# What to produce
Copy each line below that includes "this".

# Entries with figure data
--- Start ---

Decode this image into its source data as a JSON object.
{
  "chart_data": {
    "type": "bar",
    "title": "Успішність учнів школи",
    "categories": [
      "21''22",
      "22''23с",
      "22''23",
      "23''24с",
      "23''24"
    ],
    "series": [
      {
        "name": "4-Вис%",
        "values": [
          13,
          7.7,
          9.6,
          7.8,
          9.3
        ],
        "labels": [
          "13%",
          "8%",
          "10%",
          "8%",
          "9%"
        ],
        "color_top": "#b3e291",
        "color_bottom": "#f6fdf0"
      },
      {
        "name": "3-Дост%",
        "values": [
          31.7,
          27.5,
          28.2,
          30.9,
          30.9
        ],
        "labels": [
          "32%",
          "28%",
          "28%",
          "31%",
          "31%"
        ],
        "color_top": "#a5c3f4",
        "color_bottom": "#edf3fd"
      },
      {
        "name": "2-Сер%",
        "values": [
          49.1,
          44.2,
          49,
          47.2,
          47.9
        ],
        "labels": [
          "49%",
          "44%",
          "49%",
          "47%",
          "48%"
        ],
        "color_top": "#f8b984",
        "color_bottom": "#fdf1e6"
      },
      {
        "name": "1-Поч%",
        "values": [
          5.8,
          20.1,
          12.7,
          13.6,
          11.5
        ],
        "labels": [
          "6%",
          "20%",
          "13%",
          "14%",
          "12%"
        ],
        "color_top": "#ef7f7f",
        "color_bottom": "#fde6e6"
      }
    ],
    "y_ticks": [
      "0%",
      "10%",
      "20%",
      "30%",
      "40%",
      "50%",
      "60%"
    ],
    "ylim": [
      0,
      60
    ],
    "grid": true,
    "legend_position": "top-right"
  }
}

--- End ---
--- Start ---

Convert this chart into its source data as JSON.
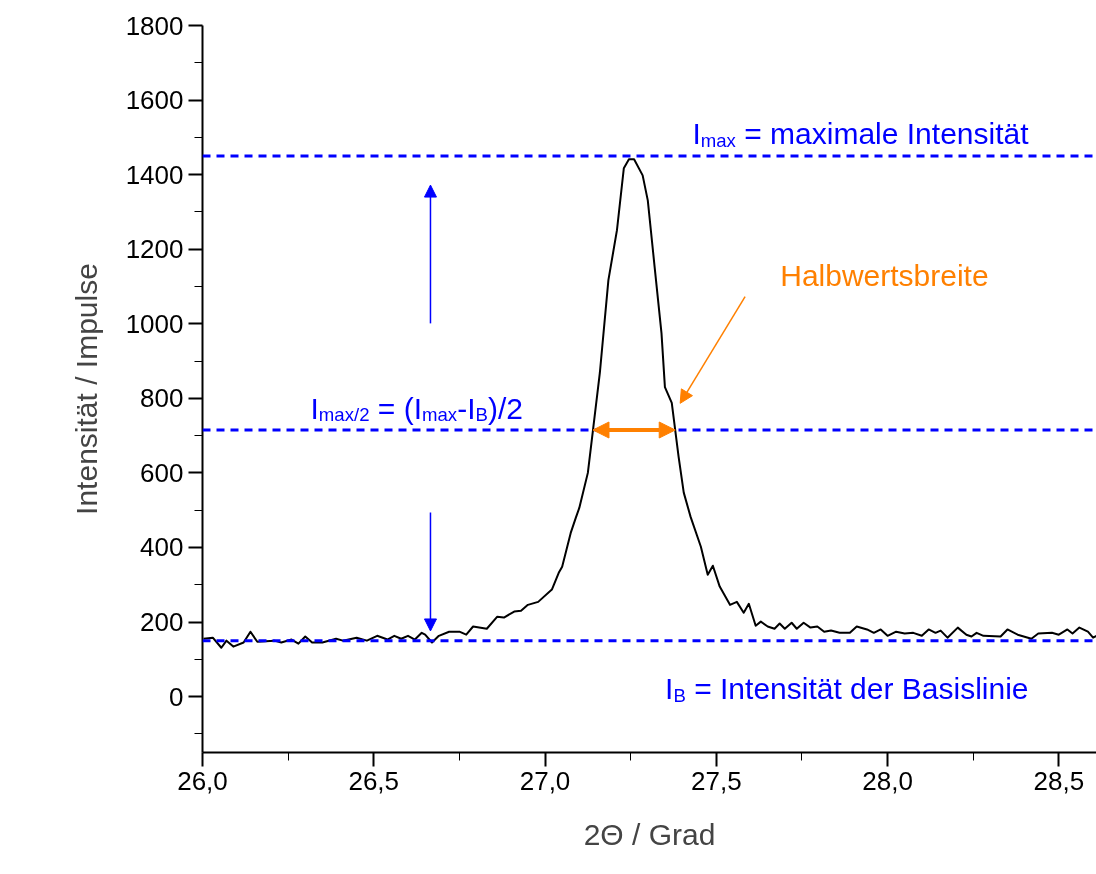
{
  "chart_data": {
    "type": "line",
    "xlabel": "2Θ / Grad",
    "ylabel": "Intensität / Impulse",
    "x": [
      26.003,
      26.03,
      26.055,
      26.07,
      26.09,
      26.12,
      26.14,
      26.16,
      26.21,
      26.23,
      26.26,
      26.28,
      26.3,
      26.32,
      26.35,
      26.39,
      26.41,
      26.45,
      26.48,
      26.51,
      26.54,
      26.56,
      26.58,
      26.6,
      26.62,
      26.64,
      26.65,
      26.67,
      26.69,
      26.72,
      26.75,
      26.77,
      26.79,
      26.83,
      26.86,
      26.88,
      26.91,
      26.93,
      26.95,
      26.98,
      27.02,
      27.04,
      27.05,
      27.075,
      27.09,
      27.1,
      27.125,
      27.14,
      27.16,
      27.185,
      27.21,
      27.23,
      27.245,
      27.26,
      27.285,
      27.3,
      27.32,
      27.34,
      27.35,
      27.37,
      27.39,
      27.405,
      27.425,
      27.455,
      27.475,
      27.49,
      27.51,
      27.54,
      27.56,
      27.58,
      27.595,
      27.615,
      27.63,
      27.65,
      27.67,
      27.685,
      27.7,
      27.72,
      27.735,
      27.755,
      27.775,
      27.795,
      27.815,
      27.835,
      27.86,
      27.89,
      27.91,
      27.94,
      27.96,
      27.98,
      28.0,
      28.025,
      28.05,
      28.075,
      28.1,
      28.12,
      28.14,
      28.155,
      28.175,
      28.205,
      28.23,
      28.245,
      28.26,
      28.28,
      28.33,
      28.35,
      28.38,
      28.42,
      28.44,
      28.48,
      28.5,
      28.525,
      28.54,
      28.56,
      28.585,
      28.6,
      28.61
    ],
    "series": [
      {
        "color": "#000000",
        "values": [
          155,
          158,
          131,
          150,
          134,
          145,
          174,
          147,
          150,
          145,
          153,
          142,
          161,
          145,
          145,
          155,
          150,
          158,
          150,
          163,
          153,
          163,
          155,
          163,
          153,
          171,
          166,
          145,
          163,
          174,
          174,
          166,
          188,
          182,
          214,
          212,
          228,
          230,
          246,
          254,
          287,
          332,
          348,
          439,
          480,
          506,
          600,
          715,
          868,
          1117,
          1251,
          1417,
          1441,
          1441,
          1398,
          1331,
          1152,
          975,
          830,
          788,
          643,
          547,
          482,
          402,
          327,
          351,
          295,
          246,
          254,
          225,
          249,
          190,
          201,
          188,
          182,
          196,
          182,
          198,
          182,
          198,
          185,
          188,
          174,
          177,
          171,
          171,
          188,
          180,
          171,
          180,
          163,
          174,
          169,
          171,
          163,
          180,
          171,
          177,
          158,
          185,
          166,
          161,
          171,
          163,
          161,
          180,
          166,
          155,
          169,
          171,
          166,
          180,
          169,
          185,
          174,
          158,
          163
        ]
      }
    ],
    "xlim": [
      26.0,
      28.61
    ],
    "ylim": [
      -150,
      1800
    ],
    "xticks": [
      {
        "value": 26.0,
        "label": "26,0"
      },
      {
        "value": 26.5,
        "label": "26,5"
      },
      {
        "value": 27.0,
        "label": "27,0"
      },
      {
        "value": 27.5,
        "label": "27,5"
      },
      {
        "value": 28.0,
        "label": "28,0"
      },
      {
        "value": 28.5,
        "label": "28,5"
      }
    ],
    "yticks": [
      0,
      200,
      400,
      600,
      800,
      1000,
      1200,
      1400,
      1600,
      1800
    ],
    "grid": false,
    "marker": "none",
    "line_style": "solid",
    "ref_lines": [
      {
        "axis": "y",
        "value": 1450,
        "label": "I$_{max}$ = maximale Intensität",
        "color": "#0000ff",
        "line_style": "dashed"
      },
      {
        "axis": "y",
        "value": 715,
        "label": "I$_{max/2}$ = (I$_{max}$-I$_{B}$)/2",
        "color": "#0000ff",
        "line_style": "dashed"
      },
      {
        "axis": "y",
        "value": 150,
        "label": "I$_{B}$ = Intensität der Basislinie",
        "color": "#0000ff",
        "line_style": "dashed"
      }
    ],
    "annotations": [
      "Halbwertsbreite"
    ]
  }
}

--- End ---

# Full answer
Decode this image into its source data as a JSON object.
Convert this chart into its source data as JSON.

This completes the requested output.